# Start of Provided entries
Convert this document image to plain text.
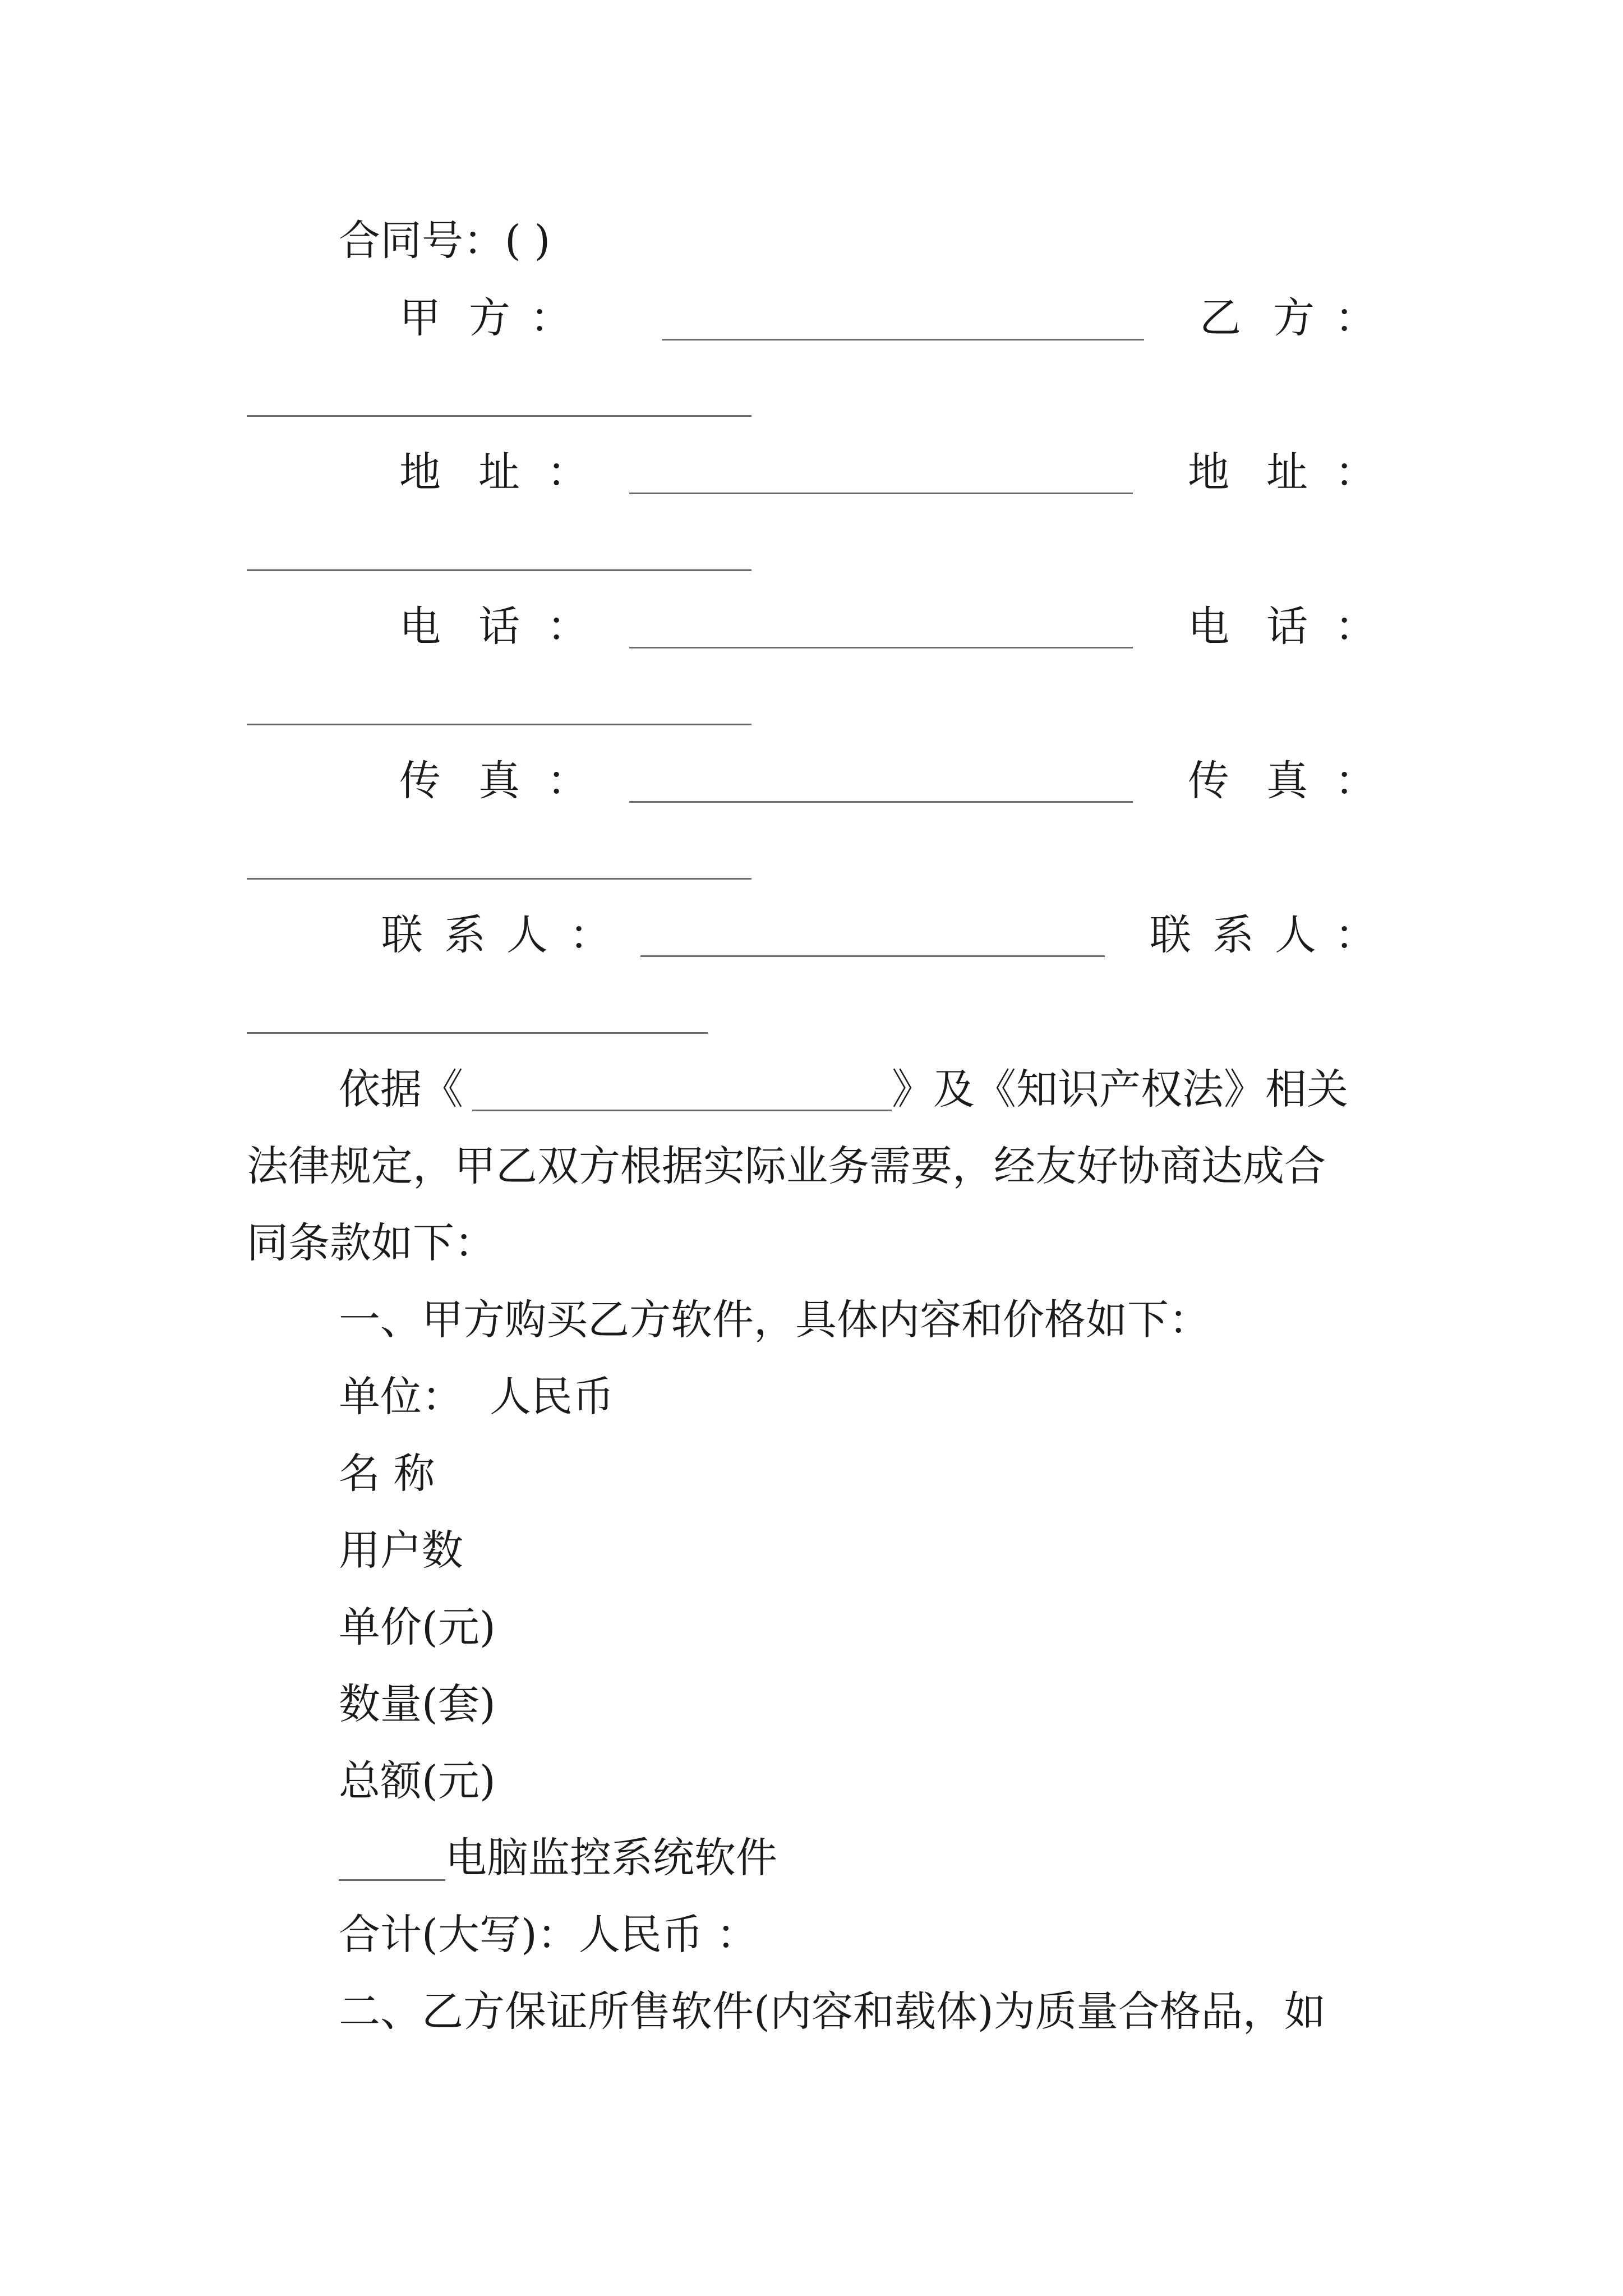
合同号：( )
甲 方 ：	乙 方 ：
地 址 ：	地 址 ：
电 话 ：	电 话 ：
传 真 ：	传 真 ：
联 系 人 ：	联 系 人 ：
依据《	》及《知识产权法》相关
法律规定，甲乙双方根据实际业务需要，经友好协商达成合
同条款如下：
一、甲方购买乙方软件，具体内容和价格如下：
单位：  人民币
名 称
用户数
单价(元)
数量(套)
总额(元)
电脑监控系统软件
合计(大写)：人民币 ：
二、乙方保证所售软件(内容和载体)为质量合格品，如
# End of Provided entries
Quote the records in their entirety, keeping the wording exact and excluding pictures.

Convert this document image to plain text.
合同号：( )
甲 方 ：	乙 方 ：
地 址 ：	地 址 ：
电 话 ：	电 话 ：
传 真 ：	传 真 ：
联 系 人 ：	联 系 人 ：
依据《	》及《知识产权法》相关
法律规定，甲乙双方根据实际业务需要，经友好协商达成合
同条款如下：
一、甲方购买乙方软件，具体内容和价格如下：
单位：  人民币
名 称
用户数
单价(元)
数量(套)
总额(元)
电脑监控系统软件
合计(大写)：人民币 ：
二、乙方保证所售软件(内容和载体)为质量合格品，如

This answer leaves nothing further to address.